[START OF Supplied records]

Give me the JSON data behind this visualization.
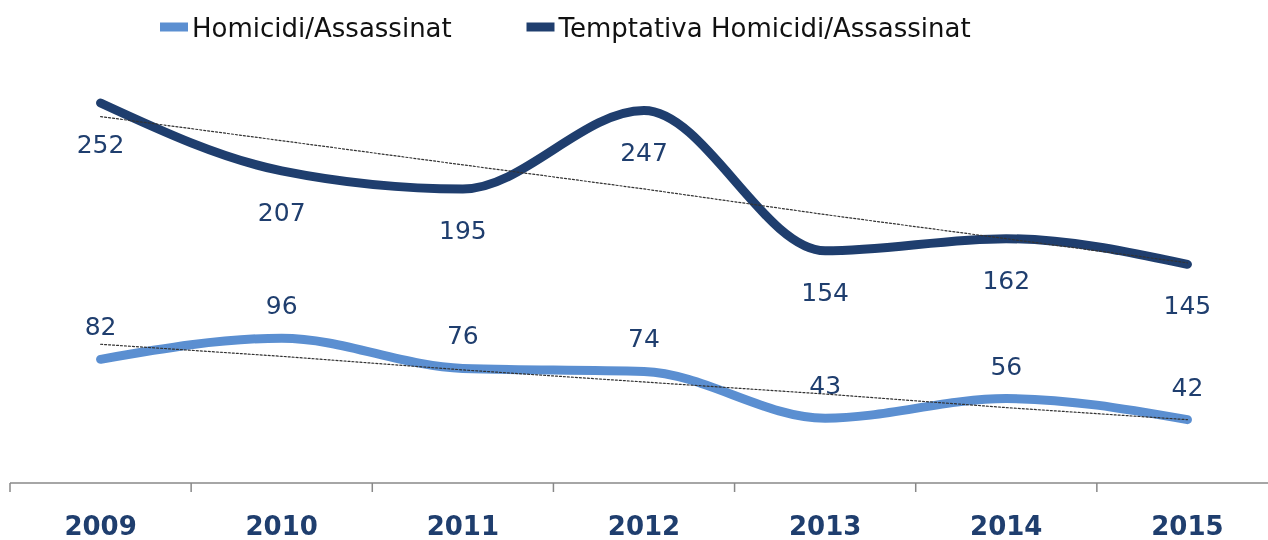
{
  "chart_data": {
    "type": "line",
    "categories": [
      "2009",
      "2010",
      "2011",
      "2012",
      "2013",
      "2014",
      "2015"
    ],
    "tick_labels": "x",
    "legend": "top",
    "marker": "none",
    "series": [
      {
        "name": "Homicidi/Assassinat",
        "color": "#5b8fd1",
        "values": [
          82,
          96,
          76,
          74,
          43,
          56,
          42
        ],
        "value_labels": [
          "82",
          "96",
          "76",
          "74",
          "43",
          "56",
          "42"
        ]
      },
      {
        "name": "Temptativa Homicidi/Assassinat",
        "color": "#1f3e6e",
        "values": [
          252,
          207,
          195,
          247,
          154,
          162,
          145
        ],
        "value_labels": [
          "252",
          "207",
          "195",
          "247",
          "154",
          "162",
          "145"
        ]
      },
      {
        "type": "line",
        "color": "#333333",
        "line_style": "dotted",
        "values": [
          92,
          84,
          75,
          67,
          59,
          50,
          42
        ]
      },
      {
        "type": "line",
        "color": "#333333",
        "line_style": "dotted",
        "values": [
          243,
          227,
          211,
          195,
          178,
          162,
          146
        ]
      }
    ]
  }
}
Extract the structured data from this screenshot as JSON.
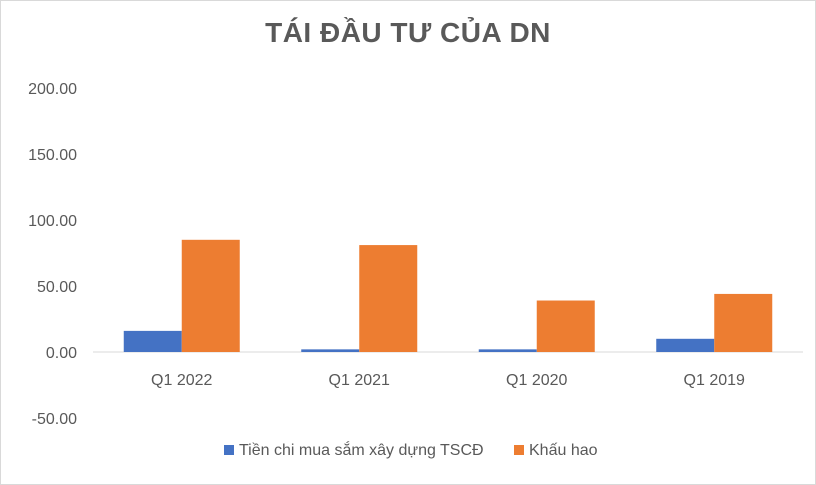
{
  "chart_data": {
    "type": "bar",
    "title": "TÁI ĐẦU TƯ CỦA DN",
    "categories": [
      "Q1 2022",
      "Q1 2021",
      "Q1 2020",
      "Q1 2019"
    ],
    "series": [
      {
        "name": "Tiền chi mua sắm xây dựng TSCĐ",
        "values": [
          16,
          2,
          2,
          10
        ],
        "color": "#4472c4"
      },
      {
        "name": "Khấu hao",
        "values": [
          85,
          81,
          39,
          44
        ],
        "color": "#ed7d31"
      }
    ],
    "ylim": [
      -50,
      200
    ],
    "yticks": [
      "-50.00",
      "0.00",
      "50.00",
      "100.00",
      "150.00",
      "200.00"
    ],
    "xlabel": "",
    "ylabel": "",
    "grid": false,
    "legend_position": "bottom"
  }
}
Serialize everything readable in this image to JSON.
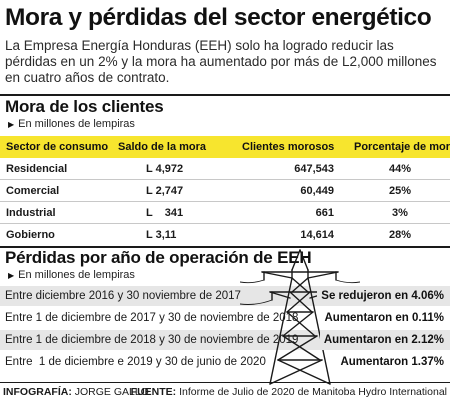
{
  "header": {
    "title": "Mora y pérdidas del sector energético",
    "lede": "La Empresa Energía Honduras (EEH) solo ha logrado reducir las pérdidas en un 2% y la mora ha aumentado por más de L2,000 millones en cuatro años de contrato."
  },
  "mora": {
    "section_title": "Mora de los clientes",
    "subtitle": "En millones de lempiras",
    "columns": [
      "Sector de consumo",
      "Saldo de la mora",
      "Clientes morosos",
      "Porcentaje de mora"
    ],
    "rows": [
      {
        "sector": "Residencial",
        "saldo": "L 4,972",
        "clientes": "647,543",
        "porcentaje": "44%"
      },
      {
        "sector": "Comercial",
        "saldo": "L 2,747",
        "clientes": "60,449",
        "porcentaje": "25%"
      },
      {
        "sector": "Industrial",
        "saldo": "L    341",
        "clientes": "661",
        "porcentaje": "3%"
      },
      {
        "sector": "Gobierno",
        "saldo": "L 3,11",
        "clientes": "14,614",
        "porcentaje": "28%"
      }
    ]
  },
  "perdidas": {
    "section_title": "Pérdidas por año de operación de EEH",
    "subtitle": "En millones de lempiras",
    "rows": [
      {
        "period": "Entre diciembre 2016 y 30 noviembre de 2017",
        "result": "Se redujeron en 4.06%"
      },
      {
        "period": "Entre 1 de diciembre de 2017 y 30 de noviembre de 2018",
        "result": "Aumentaron en 0.11%"
      },
      {
        "period": "Entre 1 de diciembre de 2018 y 30 de noviembre de 2019",
        "result": "Aumentaron en 2.12%"
      },
      {
        "period": "Entre  1 de diciembre e 2019 y 30 de junio de 2020",
        "result": "Aumentaron 1.37%"
      }
    ]
  },
  "footer": {
    "infografia_label": "INFOGRAFÍA:",
    "infografia_value": " JORGE GALLO",
    "fuente_label": "FUENTE:",
    "fuente_value": " Informe de Julio de 2020 de Manitoba Hydro International"
  },
  "icons": {
    "arrow": "triangle-right-icon",
    "tower": "transmission-tower-icon"
  },
  "colors": {
    "header_yellow": "#f7e52e",
    "row_shade": "#e6e6e6"
  }
}
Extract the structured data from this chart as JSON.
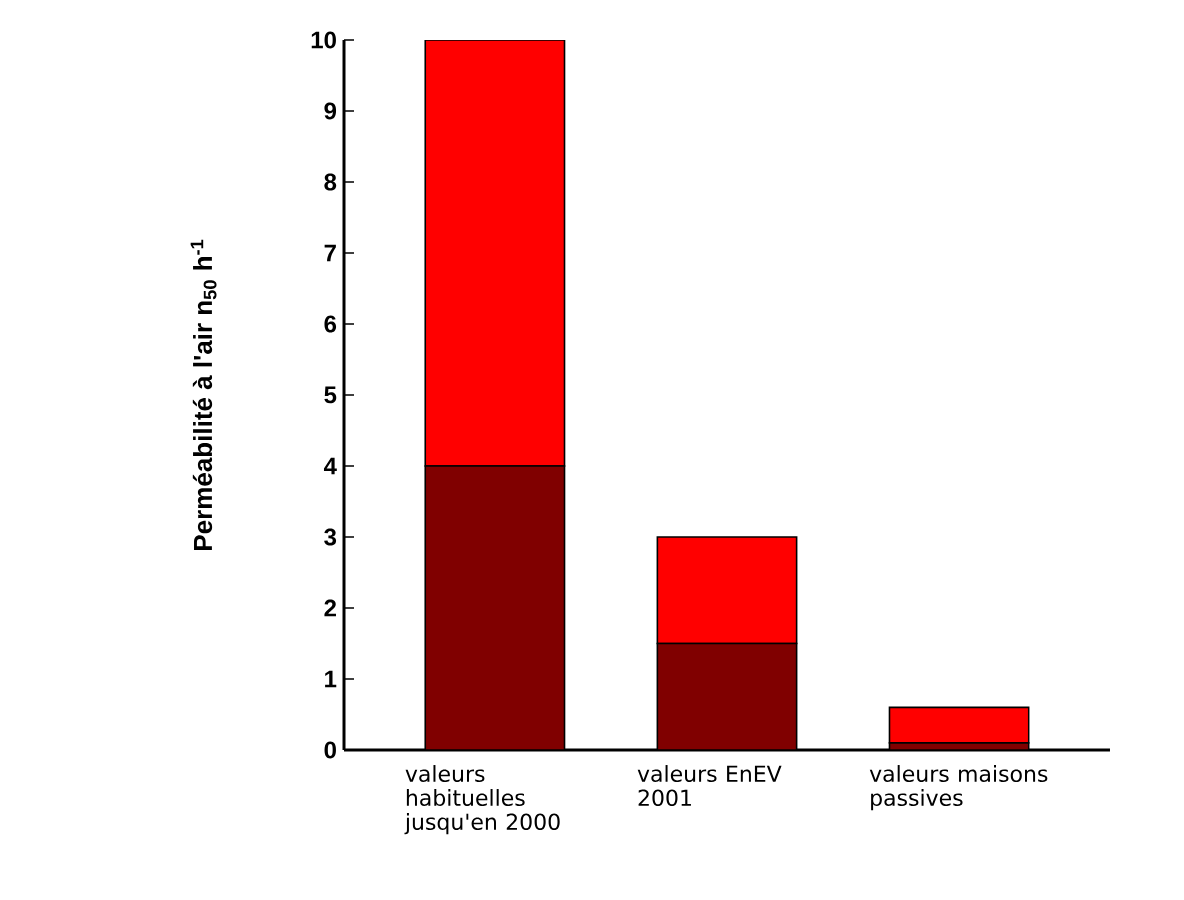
{
  "chart_data": {
    "type": "bar",
    "stacked": true,
    "ylabel": "Perméabilité à l'air  n$_{50}$  h$^{-1}$",
    "categories": [
      "valeurs habituelles jusqu'en 2000",
      "valeurs EnEV 2001",
      "valeurs maisons passives"
    ],
    "series": [
      {
        "color": "#800000",
        "values": [
          4,
          1.5,
          0.1
        ]
      },
      {
        "color": "#ff0000",
        "values": [
          6,
          1.5,
          0.5
        ]
      }
    ],
    "ylim": [
      0,
      10
    ],
    "yticks": [
      0,
      1,
      2,
      3,
      4,
      5,
      6,
      7,
      8,
      9,
      10
    ],
    "grid": false
  }
}
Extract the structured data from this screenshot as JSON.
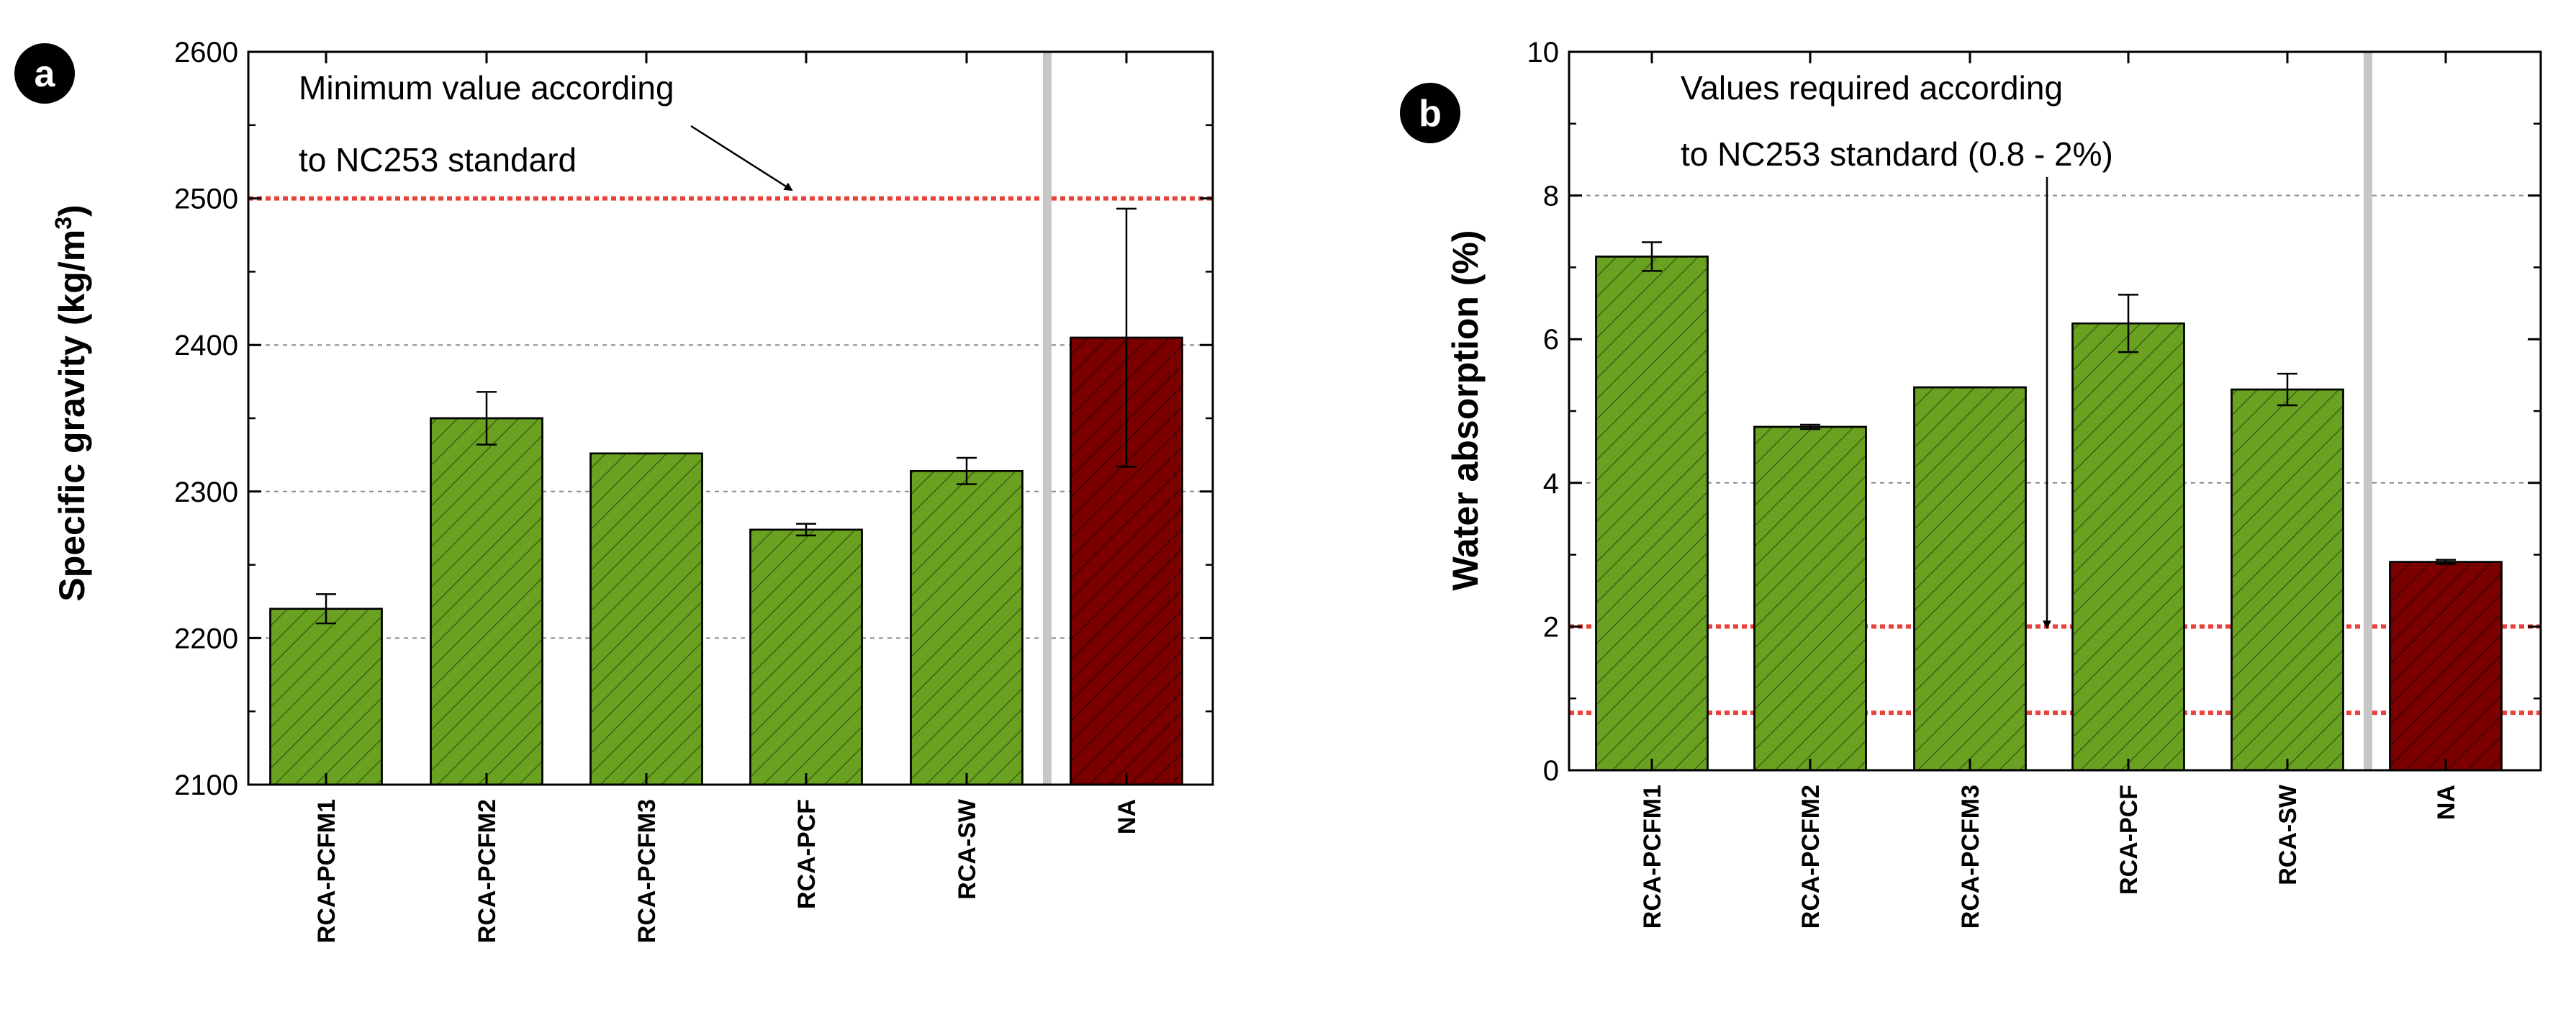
{
  "chart_data": [
    {
      "type": "bar",
      "panel_label": "a",
      "categories": [
        "RCA-PCFM1",
        "RCA-PCFM2",
        "RCA-PCFM3",
        "RCA-PCF",
        "RCA-SW",
        "NA"
      ],
      "values": [
        2220,
        2350,
        2326,
        2274,
        2314,
        2405
      ],
      "errors": [
        10,
        18,
        0,
        4,
        9,
        88
      ],
      "bar_colors": [
        "#6aa121",
        "#6aa121",
        "#6aa121",
        "#6aa121",
        "#6aa121",
        "#7a0000"
      ],
      "ylabel": "Specific gravity (kg/m",
      "ylabel_sup": "3",
      "ylabel_close": ")",
      "ylim": [
        2100,
        2600
      ],
      "yticks": [
        2100,
        2200,
        2300,
        2400,
        2500,
        2600
      ],
      "gridlines": [
        2200,
        2300,
        2400
      ],
      "reference_lines": [
        2500
      ],
      "reference_color": "#e8423a",
      "annotation_lines": [
        "Minimum value according",
        "to NC253 standard"
      ]
    },
    {
      "type": "bar",
      "panel_label": "b",
      "categories": [
        "RCA-PCFM1",
        "RCA-PCFM2",
        "RCA-PCFM3",
        "RCA-PCF",
        "RCA-SW",
        "NA"
      ],
      "values": [
        7.15,
        4.78,
        5.33,
        6.22,
        5.3,
        2.9
      ],
      "errors": [
        0.2,
        0.03,
        0.0,
        0.4,
        0.22,
        0.03
      ],
      "bar_colors": [
        "#6aa121",
        "#6aa121",
        "#6aa121",
        "#6aa121",
        "#6aa121",
        "#7a0000"
      ],
      "ylabel": "Water absorption  (%)",
      "ylim": [
        0,
        10
      ],
      "yticks": [
        0,
        2,
        4,
        6,
        8,
        10
      ],
      "gridlines": [
        4,
        8
      ],
      "reference_lines": [
        0.8,
        2
      ],
      "reference_color": "#e8423a",
      "annotation_lines": [
        "Values required according",
        "to NC253 standard (0.8 - 2%)"
      ]
    }
  ]
}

[END OF Supplied records]

▶ Aim: Copy down every line of the material above that includes the string "period".

▶ Response to this task:
        "period": "Entre diciembre 2016 y 30 noviembre de 2017",
        "period": "Entre 1 de diciembre de 2017 y 30 de noviembre de 2018",
        "period": "Entre 1 de diciembre de 2018 y 30 de noviembre de 2019",
        "period": "Entre  1 de diciembre e 2019 y 30 de junio de 2020",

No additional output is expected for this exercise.